**MATERIAL FOR THIS EXERCISE:**
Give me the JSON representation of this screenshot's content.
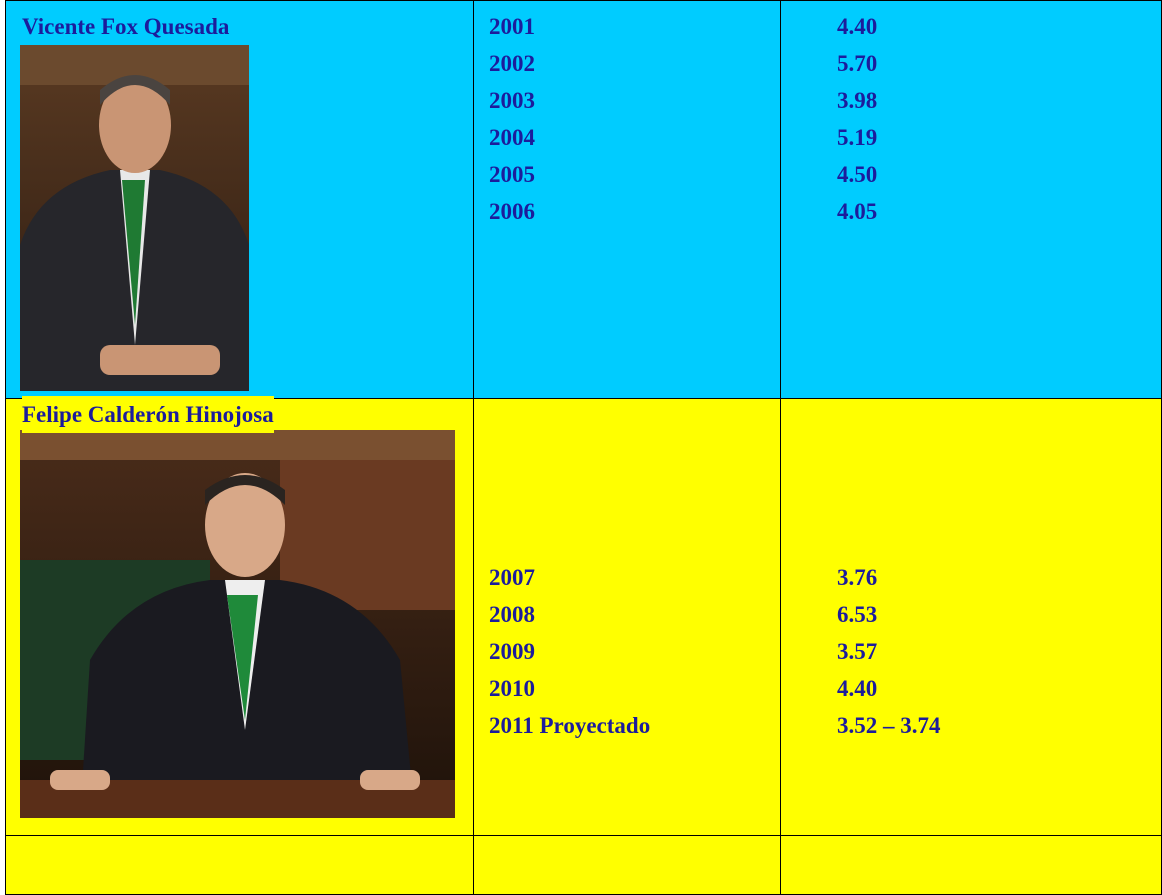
{
  "table": {
    "rows": [
      {
        "name": "Vicente Fox Quesada",
        "years": [
          "2001",
          "2002",
          "2003",
          "2004",
          "2005",
          "2006"
        ],
        "values": [
          "4.40",
          "5.70",
          "3.98",
          "5.19",
          "4.50",
          "4.05"
        ]
      },
      {
        "name": "Felipe Calderón Hinojosa",
        "years": [
          "2007",
          "2008",
          "2009",
          "2010",
          "2011 Proyectado"
        ],
        "values": [
          "3.76",
          "6.53",
          "3.57",
          "4.40",
          "3.52 – 3.74"
        ]
      }
    ]
  }
}
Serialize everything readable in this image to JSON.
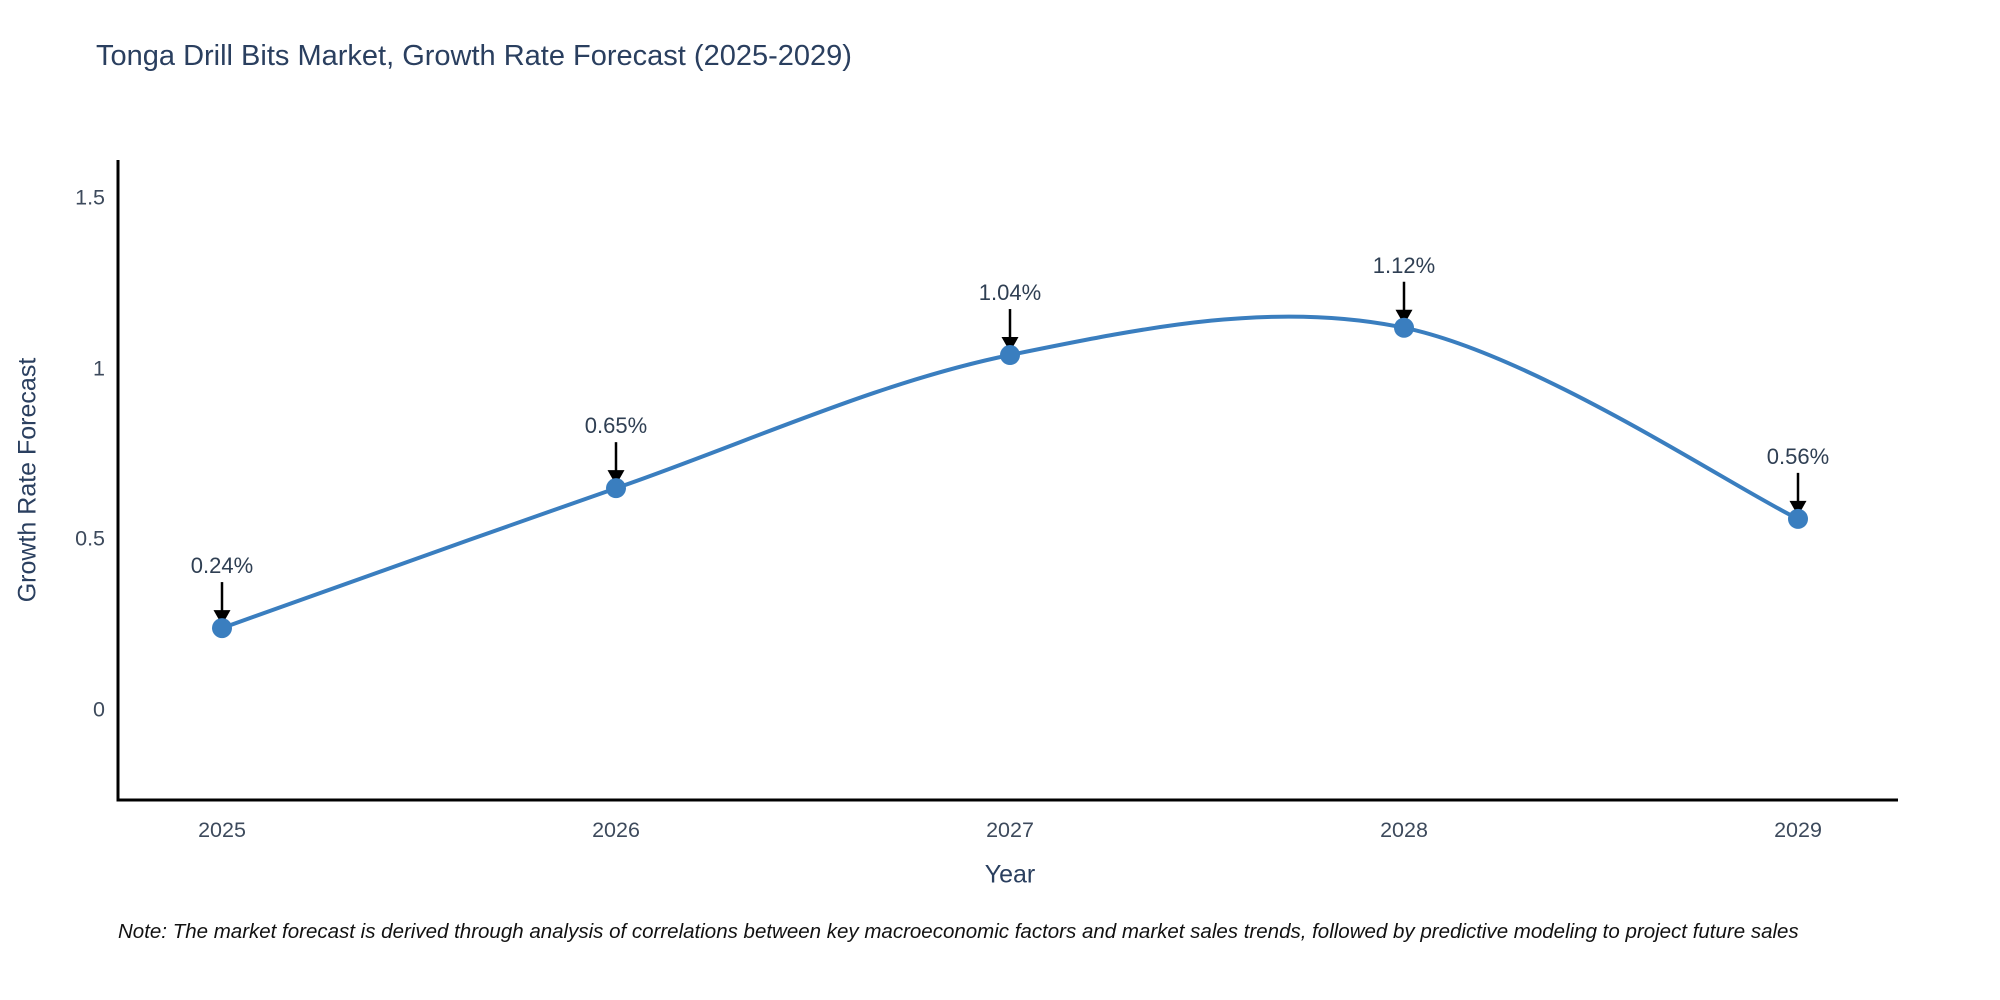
{
  "note": "Note: The market forecast is derived through analysis of correlations between key macroeconomic factors and market sales trends, followed by predictive modeling to project future sales",
  "chart_data": {
    "type": "line",
    "title": "Tonga Drill Bits Market, Growth Rate Forecast (2025-2029)",
    "xlabel": "Year",
    "ylabel": "Growth Rate Forecast",
    "x": [
      2025,
      2026,
      2027,
      2028,
      2029
    ],
    "series": [
      {
        "name": "Growth Rate Forecast",
        "values": [
          0.24,
          0.65,
          1.04,
          1.12,
          0.56
        ]
      }
    ],
    "point_labels": [
      "0.24%",
      "0.65%",
      "1.04%",
      "1.12%",
      "0.56%"
    ],
    "x_ticks": {
      "values": [
        2025,
        2026,
        2027,
        2028,
        2029
      ],
      "labels": [
        "2025",
        "2026",
        "2027",
        "2028",
        "2029"
      ]
    },
    "y_ticks": {
      "values": [
        0,
        0.5,
        1,
        1.5
      ],
      "labels": [
        "0",
        "0.5",
        "1",
        "1.5"
      ]
    },
    "ylim": [
      -0.26,
      1.61
    ],
    "curve": "spline",
    "grid": false,
    "legend": "none",
    "colors": {
      "line": "#3a7ebf",
      "marker": "#3a7ebf",
      "arrow": "#000000",
      "axis": "#000000",
      "title": "#2a3f5f",
      "tick": "#3d4a5c",
      "background": "#ffffff"
    }
  }
}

**PROBLEM DESCRIPTION:**
Skip the pictures; extract only the lines from the line with "Serialize everything readable" through the final line of the material, exactly as they appear.

**EXERCISE ANSWER:**
Serialize everything readable in this image to JSON.
{
  "note": "Note: The market forecast is derived through analysis of correlations between key macroeconomic factors and market sales trends, followed by predictive modeling to project future sales",
  "chart_data": {
    "type": "line",
    "title": "Tonga Drill Bits Market, Growth Rate Forecast (2025-2029)",
    "xlabel": "Year",
    "ylabel": "Growth Rate Forecast",
    "x": [
      2025,
      2026,
      2027,
      2028,
      2029
    ],
    "series": [
      {
        "name": "Growth Rate Forecast",
        "values": [
          0.24,
          0.65,
          1.04,
          1.12,
          0.56
        ]
      }
    ],
    "point_labels": [
      "0.24%",
      "0.65%",
      "1.04%",
      "1.12%",
      "0.56%"
    ],
    "x_ticks": {
      "values": [
        2025,
        2026,
        2027,
        2028,
        2029
      ],
      "labels": [
        "2025",
        "2026",
        "2027",
        "2028",
        "2029"
      ]
    },
    "y_ticks": {
      "values": [
        0,
        0.5,
        1,
        1.5
      ],
      "labels": [
        "0",
        "0.5",
        "1",
        "1.5"
      ]
    },
    "ylim": [
      -0.26,
      1.61
    ],
    "curve": "spline",
    "grid": false,
    "legend": "none",
    "colors": {
      "line": "#3a7ebf",
      "marker": "#3a7ebf",
      "arrow": "#000000",
      "axis": "#000000",
      "title": "#2a3f5f",
      "tick": "#3d4a5c",
      "background": "#ffffff"
    }
  }
}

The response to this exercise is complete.